GIVEN ENTRIES:
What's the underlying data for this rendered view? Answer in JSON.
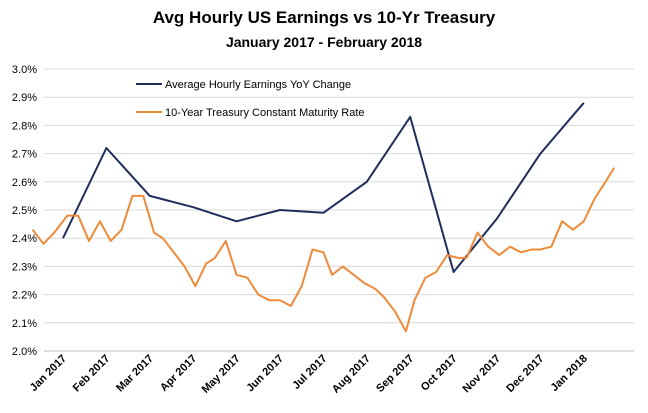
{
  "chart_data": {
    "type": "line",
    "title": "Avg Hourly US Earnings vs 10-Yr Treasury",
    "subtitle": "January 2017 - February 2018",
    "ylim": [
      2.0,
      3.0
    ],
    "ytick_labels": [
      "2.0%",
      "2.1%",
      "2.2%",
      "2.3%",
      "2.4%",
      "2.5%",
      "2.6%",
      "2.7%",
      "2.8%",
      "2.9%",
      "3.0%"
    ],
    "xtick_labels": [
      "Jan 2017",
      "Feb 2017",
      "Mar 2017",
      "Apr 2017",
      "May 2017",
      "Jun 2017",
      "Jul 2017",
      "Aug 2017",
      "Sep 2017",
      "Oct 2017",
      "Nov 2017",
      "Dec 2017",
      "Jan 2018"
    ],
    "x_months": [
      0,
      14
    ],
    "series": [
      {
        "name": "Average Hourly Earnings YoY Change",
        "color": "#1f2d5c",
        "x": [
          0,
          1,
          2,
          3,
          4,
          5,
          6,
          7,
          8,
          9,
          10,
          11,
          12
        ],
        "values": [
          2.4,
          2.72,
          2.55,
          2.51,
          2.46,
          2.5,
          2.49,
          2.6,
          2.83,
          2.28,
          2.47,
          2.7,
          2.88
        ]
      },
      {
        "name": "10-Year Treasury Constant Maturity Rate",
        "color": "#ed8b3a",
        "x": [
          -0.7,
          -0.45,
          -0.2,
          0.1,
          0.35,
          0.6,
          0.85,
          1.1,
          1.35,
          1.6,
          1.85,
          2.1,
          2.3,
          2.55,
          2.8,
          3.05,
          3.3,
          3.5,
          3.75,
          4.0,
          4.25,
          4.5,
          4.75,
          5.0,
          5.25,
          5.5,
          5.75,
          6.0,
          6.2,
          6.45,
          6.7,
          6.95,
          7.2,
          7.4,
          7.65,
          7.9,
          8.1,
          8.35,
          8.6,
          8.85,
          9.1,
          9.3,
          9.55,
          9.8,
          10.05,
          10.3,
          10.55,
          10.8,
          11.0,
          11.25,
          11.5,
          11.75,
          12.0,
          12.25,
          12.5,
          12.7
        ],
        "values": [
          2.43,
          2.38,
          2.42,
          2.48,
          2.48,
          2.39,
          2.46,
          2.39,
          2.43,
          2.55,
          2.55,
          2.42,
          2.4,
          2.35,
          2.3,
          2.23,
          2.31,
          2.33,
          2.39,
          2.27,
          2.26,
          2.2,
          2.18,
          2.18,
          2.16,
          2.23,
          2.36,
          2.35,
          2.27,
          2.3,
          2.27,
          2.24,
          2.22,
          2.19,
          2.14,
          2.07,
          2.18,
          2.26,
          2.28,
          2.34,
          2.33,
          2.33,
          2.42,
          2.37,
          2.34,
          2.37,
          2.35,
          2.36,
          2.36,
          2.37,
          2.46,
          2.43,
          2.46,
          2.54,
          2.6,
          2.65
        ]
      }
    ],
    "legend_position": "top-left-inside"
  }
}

WRITTEN INSTRUCTION: Check every line of the data, and copy the ones that contain "name".

SOLUTION FOR THIS PROBLEM:
        "name": "Average Hourly Earnings YoY Change",
        "name": "10-Year Treasury Constant Maturity Rate",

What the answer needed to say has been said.